Forum Moderators: martinibuster
Additionally it somehow (guessing through seeding pages) populated yahoo and google with tons of these pages.
You can do a site search of this domain to find around 15, 000 such pages in its index. Same with Yahoo.
For example lets look at a site:
<snip>
This url causes the site to be visited in a frame. Unfortunately search engines are considering the content to be part of the framed page ie. (in this example) <snip>
So now your sites may get easily supplanted with theirs, specially if yours have a low PR.
In any case they are showing up (rather high) on search results of your sites.
It appears search engines consider keywords from component sites, even from different domains, as belonging to the frame index page.
This doesn't look right.
What actions do you suggest (other than JavaScript frame buster) to prevent this? Frame buster script doesn't affect search engine AFAIK.
I am now returning a 403 when my site is accessed from their frames. However I am not sure how that will affect my SERPS.
Any suggestions?
[edited by: Jenstar at 3:47 am (utc) on July 16, 2005]
[edit reason] No specifics or outtings please, as per TOS [/edit]
The problem is that these dummy sites are showing up in search results for terms which are unique to a site.
BTW: I joined this group today, even though I have followed quite some discussions as a non-member.

[Records contained in a dataset]

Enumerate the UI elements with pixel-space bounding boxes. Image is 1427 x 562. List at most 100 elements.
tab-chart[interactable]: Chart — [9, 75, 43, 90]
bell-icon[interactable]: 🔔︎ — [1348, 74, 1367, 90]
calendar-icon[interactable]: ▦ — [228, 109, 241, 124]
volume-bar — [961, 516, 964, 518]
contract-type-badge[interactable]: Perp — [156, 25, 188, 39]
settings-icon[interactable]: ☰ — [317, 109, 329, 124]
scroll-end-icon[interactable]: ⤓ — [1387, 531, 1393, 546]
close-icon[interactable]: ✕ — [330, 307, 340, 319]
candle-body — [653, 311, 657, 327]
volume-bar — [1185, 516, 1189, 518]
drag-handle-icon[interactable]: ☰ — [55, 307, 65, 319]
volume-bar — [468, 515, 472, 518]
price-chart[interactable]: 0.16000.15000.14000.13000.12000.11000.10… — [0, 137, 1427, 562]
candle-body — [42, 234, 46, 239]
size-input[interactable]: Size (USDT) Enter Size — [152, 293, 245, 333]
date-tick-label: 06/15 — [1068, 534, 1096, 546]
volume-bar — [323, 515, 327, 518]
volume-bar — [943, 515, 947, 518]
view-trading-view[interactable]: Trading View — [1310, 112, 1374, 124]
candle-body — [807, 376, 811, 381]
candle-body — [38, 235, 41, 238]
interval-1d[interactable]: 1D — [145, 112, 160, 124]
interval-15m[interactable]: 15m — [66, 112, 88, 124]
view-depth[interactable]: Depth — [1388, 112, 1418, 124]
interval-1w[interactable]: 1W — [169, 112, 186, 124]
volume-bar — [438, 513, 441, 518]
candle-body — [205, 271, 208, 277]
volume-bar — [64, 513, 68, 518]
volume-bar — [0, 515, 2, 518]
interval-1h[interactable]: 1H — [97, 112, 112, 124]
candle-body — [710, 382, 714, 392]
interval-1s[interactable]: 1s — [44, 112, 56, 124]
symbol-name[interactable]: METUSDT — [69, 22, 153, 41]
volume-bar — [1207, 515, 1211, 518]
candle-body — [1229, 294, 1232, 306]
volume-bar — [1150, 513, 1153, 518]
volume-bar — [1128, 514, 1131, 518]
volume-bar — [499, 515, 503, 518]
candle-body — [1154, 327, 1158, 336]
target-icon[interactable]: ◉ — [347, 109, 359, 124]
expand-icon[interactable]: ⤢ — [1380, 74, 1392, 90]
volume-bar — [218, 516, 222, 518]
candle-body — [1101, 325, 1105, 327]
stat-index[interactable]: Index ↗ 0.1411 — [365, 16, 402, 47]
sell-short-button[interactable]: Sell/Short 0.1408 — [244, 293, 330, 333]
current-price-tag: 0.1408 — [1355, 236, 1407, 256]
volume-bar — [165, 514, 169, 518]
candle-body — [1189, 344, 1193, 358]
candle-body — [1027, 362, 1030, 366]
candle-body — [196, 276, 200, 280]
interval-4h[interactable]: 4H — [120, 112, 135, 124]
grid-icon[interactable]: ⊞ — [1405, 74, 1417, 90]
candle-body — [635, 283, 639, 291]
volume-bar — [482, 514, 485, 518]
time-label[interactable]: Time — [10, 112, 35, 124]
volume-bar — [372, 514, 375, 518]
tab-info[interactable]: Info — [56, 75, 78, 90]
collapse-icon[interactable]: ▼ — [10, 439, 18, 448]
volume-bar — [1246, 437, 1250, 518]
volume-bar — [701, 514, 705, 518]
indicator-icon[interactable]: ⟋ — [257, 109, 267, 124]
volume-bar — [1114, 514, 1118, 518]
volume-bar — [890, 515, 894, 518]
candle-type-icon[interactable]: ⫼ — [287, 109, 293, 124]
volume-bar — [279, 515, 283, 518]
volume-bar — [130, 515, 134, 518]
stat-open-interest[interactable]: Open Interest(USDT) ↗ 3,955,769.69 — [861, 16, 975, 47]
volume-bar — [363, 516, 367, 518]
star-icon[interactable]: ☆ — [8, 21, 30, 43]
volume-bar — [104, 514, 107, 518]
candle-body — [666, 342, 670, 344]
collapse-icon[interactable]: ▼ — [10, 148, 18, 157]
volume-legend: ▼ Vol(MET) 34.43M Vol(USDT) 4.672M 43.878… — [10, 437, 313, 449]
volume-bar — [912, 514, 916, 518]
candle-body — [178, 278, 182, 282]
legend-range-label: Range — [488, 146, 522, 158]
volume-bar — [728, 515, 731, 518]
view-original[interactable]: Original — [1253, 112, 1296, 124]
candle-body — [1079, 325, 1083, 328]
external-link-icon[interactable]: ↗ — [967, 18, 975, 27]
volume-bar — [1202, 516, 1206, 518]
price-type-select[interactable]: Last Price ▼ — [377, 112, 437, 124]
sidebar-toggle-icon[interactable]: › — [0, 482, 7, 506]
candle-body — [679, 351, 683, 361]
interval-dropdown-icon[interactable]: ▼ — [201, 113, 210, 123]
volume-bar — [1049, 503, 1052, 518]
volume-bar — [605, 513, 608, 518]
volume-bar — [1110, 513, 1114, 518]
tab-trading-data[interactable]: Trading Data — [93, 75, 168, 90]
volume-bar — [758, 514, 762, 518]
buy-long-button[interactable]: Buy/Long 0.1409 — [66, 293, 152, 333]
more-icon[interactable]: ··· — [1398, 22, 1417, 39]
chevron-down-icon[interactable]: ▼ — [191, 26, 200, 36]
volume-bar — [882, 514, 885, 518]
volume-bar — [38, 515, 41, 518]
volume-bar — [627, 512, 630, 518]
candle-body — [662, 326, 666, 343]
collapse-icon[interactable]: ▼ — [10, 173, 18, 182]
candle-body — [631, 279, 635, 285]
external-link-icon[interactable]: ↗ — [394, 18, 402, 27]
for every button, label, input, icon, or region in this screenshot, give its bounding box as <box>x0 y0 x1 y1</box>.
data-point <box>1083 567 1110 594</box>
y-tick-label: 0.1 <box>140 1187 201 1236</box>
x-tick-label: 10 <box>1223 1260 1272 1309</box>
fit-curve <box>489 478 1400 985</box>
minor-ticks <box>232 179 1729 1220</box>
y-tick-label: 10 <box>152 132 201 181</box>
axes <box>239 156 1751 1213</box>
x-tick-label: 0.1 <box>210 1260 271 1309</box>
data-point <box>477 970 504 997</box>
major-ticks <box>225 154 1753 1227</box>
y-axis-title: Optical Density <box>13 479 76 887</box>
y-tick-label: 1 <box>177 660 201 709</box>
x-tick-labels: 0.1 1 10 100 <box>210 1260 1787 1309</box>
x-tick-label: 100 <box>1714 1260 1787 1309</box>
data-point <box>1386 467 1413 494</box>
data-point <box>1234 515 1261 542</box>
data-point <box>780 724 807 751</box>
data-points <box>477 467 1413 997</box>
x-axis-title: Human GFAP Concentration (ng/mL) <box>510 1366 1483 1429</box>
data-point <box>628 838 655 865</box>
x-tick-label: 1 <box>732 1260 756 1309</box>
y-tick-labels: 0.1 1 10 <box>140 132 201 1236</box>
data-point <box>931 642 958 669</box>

### Assigned task 1
Translate into Spanish this sentence from the forum post about sites framed by other domains: "I am now returning a 403 when my site is accessed from their frames."
### Assigned task 2
Write a continuation of the forum post about sites framed by other domains, picking up after its final sentence.

### Task response 1
Ahora devuelvo un código 403 cuando se accede a mi sitio desde sus marcos.

### Task response 2
[edited by: Jenstar at 3:48 am (utc) on July 16, 2005]
[edit reason] No specifics or URLs please [/edit]
<<So now your sites may get easily supplanted with theirs...>>
I've had a site doing this to me in exactly the same way (.cgi) for several years and it hasn't hurt my site at all. Of course THEIR page is a low PR internal page and mine is a PR6 page, so that may have something to do with it.
Also I have seen several sites with AdSense on them are being hijacked this way. They also use AdSense. Isn't showing other's adsense ad without explicit permission on your site against google tos?
That they are showing it in the frame isn't as despicable as actually allowing such links to be indexed by search engines. There are about 9400 such links indexed by google.
<snip>
I am currently returning 403, if my site is being displayed in their frames. However I have no idea how it can affect my SERP.
What do you think?
[edited by: Jenstar at 3:49 am (utc) on July 16, 2005]
[edit reason] No specifics as per TOS [/edit]
Don't know for sure, but the links I clicked on were either low or no PR, so if your site has any PR to speak of, maybe it won't be affected at all.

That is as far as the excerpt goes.